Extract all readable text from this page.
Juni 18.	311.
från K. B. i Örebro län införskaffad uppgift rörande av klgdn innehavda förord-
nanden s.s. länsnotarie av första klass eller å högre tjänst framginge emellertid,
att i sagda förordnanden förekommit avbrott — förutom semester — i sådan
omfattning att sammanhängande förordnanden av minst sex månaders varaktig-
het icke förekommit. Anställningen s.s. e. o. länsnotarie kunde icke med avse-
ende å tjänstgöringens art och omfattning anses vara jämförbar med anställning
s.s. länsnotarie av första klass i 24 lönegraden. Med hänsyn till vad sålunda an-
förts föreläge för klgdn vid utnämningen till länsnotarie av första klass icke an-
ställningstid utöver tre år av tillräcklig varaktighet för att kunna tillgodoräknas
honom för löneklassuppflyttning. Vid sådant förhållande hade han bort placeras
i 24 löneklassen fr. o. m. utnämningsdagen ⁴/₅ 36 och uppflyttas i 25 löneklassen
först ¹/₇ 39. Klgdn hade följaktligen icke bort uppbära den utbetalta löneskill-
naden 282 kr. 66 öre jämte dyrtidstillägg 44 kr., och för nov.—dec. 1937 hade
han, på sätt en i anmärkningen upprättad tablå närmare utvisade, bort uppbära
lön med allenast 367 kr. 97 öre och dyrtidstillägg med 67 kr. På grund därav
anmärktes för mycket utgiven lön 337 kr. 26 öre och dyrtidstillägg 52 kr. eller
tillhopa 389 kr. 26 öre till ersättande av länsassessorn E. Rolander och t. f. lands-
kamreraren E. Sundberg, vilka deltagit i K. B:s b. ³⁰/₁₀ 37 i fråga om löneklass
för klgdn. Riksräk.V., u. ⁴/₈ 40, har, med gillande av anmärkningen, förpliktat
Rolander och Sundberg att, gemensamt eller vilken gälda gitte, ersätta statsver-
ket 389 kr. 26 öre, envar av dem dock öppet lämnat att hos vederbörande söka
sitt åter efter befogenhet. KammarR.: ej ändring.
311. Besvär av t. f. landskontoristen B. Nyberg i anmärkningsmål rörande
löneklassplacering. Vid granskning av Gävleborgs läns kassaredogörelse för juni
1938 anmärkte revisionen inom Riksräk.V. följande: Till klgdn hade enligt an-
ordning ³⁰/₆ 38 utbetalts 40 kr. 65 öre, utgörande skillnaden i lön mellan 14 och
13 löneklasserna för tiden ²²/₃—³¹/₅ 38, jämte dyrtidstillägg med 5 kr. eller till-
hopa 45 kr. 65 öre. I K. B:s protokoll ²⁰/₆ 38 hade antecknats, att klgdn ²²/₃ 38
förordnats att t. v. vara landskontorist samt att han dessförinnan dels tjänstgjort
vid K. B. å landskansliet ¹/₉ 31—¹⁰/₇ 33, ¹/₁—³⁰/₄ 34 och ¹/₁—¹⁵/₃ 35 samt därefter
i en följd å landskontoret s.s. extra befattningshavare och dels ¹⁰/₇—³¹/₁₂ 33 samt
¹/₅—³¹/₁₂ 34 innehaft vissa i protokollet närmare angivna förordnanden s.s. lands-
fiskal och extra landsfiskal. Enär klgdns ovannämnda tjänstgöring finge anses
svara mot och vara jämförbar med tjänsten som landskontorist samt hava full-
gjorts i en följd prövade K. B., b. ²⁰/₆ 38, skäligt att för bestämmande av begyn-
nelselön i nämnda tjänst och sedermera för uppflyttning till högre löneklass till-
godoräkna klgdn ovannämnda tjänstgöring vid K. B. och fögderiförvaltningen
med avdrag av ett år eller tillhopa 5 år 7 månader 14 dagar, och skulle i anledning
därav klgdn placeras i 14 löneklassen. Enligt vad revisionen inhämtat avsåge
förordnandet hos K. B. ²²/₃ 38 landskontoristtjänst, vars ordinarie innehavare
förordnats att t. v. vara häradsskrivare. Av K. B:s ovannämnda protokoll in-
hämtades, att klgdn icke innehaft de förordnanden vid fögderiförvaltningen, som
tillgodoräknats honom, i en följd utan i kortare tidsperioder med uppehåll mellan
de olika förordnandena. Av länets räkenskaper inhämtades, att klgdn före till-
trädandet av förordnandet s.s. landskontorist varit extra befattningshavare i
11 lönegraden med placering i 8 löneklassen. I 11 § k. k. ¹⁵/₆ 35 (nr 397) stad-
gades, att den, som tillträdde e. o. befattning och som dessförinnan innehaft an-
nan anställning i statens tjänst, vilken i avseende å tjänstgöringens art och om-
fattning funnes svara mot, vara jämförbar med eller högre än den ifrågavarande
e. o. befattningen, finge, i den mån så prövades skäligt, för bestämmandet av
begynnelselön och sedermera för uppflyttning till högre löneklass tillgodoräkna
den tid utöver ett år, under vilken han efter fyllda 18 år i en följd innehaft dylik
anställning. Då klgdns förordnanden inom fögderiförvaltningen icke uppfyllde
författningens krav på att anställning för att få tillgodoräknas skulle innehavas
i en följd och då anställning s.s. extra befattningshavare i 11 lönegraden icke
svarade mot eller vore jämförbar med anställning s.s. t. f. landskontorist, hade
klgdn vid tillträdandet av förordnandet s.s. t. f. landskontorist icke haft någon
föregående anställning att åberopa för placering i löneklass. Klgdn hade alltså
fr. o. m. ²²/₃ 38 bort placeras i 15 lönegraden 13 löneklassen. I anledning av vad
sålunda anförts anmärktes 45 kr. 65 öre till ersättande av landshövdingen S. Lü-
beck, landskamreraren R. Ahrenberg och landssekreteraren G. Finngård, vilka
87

====

Extract each line of the listing above, copying it word for word.

[THE OUTPUT]
Extract all readable text from this page.
Juni 18.	311.
från K. B. i Örebro län införskaffad uppgift rörande av klgdn innehavda förord-
nanden s.s. länsnotarie av första klass eller å högre tjänst framginge emellertid,
att i sagda förordnanden förekommit avbrott — förutom semester — i sådan
omfattning att sammanhängande förordnanden av minst sex månaders varaktig-
het icke förekommit. Anställningen s.s. e. o. länsnotarie kunde icke med avse-
ende å tjänstgöringens art och omfattning anses vara jämförbar med anställning
s.s. länsnotarie av första klass i 24 lönegraden. Med hänsyn till vad sålunda an-
förts föreläge för klgdn vid utnämningen till länsnotarie av första klass icke an-
ställningstid utöver tre år av tillräcklig varaktighet för att kunna tillgodoräknas
honom för löneklassuppflyttning. Vid sådant förhållande hade han bort placeras
i 24 löneklassen fr. o. m. utnämningsdagen ⁴/₅ 36 och uppflyttas i 25 löneklassen
först ¹/₇ 39. Klgdn hade följaktligen icke bort uppbära den utbetalta löneskill-
naden 282 kr. 66 öre jämte dyrtidstillägg 44 kr., och för nov.—dec. 1937 hade
han, på sätt en i anmärkningen upprättad tablå närmare utvisade, bort uppbära
lön med allenast 367 kr. 97 öre och dyrtidstillägg med 67 kr. På grund därav
anmärktes för mycket utgiven lön 337 kr. 26 öre och dyrtidstillägg 52 kr. eller
tillhopa 389 kr. 26 öre till ersättande av länsassessorn E. Rolander och t. f. lands-
kamreraren E. Sundberg, vilka deltagit i K. B:s b. ³⁰/₁₀ 37 i fråga om löneklass
för klgdn. Riksräk.V., u. ⁴/₈ 40, har, med gillande av anmärkningen, förpliktat
Rolander och Sundberg att, gemensamt eller vilken gälda gitte, ersätta statsver-
ket 389 kr. 26 öre, envar av dem dock öppet lämnat att hos vederbörande söka
sitt åter efter befogenhet. KammarR.: ej ändring.
311. Besvär av t. f. landskontoristen B. Nyberg i anmärkningsmål rörande
löneklassplacering. Vid granskning av Gävleborgs läns kassaredogörelse för juni
1938 anmärkte revisionen inom Riksräk.V. följande: Till klgdn hade enligt an-
ordning ³⁰/₆ 38 utbetalts 40 kr. 65 öre, utgörande skillnaden i lön mellan 14 och
13 löneklasserna för tiden ²²/₃—³¹/₅ 38, jämte dyrtidstillägg med 5 kr. eller till-
hopa 45 kr. 65 öre. I K. B:s protokoll ²⁰/₆ 38 hade antecknats, att klgdn ²²/₃ 38
förordnats att t. v. vara landskontorist samt att han dessförinnan dels tjänstgjort
vid K. B. å landskansliet ¹/₉ 31—¹⁰/₇ 33, ¹/₁—³⁰/₄ 34 och ¹/₁—¹⁵/₃ 35 samt därefter
i en följd å landskontoret s.s. extra befattningshavare och dels ¹⁰/₇—³¹/₁₂ 33 samt
¹/₅—³¹/₁₂ 34 innehaft vissa i protokollet närmare angivna förordnanden s.s. lands-
fiskal och extra landsfiskal. Enär klgdns ovannämnda tjänstgöring finge anses
svara mot och vara jämförbar med tjänsten som landskontorist samt hava full-
gjorts i en följd prövade K. B., b. ²⁰/₆ 38, skäligt att för bestämmande av begyn-
nelselön i nämnda tjänst och sedermera för uppflyttning till högre löneklass till-
godoräkna klgdn ovannämnda tjänstgöring vid K. B. och fögderiförvaltningen
med avdrag av ett år eller tillhopa 5 år 7 månader 14 dagar, och skulle i anledning
därav klgdn placeras i 14 löneklassen. Enligt vad revisionen inhämtat avsåge
förordnandet hos K. B. ²²/₃ 38 landskontoristtjänst, vars ordinarie innehavare
förordnats att t. v. vara häradsskrivare. Av K. B:s ovannämnda protokoll in-
hämtades, att klgdn icke innehaft de förordnanden vid fögderiförvaltningen, som
tillgodoräknats honom, i en följd utan i kortare tidsperioder med uppehåll mellan
de olika förordnandena. Av länets räkenskaper inhämtades, att klgdn före till-
trädandet av förordnandet s.s. landskontorist varit extra befattningshavare i
11 lönegraden med placering i 8 löneklassen. I 11 § k. k. ¹⁵/₆ 35 (nr 397) stad-
gades, att den, som tillträdde e. o. befattning och som dessförinnan innehaft an-
nan anställning i statens tjänst, vilken i avseende å tjänstgöringens art och om-
fattning funnes svara mot, vara jämförbar med eller högre än den ifrågavarande
e. o. befattningen, finge, i den mån så prövades skäligt, för bestämmandet av
begynnelselön och sedermera för uppflyttning till högre löneklass tillgodoräkna
den tid utöver ett år, under vilken han efter fyllda 18 år i en följd innehaft dylik
anställning. Då klgdns förordnanden inom fögderiförvaltningen icke uppfyllde
författningens krav på att anställning för att få tillgodoräknas skulle innehavas
i en följd och då anställning s.s. extra befattningshavare i 11 lönegraden icke
svarade mot eller vore jämförbar med anställning s.s. t. f. landskontorist, hade
klgdn vid tillträdandet av förordnandet s.s. t. f. landskontorist icke haft någon
föregående anställning att åberopa för placering i löneklass. Klgdn hade alltså
fr. o. m. ²²/₃ 38 bort placeras i 15 lönegraden 13 löneklassen. I anledning av vad
sålunda anförts anmärktes 45 kr. 65 öre till ersättande av landshövdingen S. Lü-
beck, landskamreraren R. Ahrenberg och landssekreteraren G. Finngård, vilka
87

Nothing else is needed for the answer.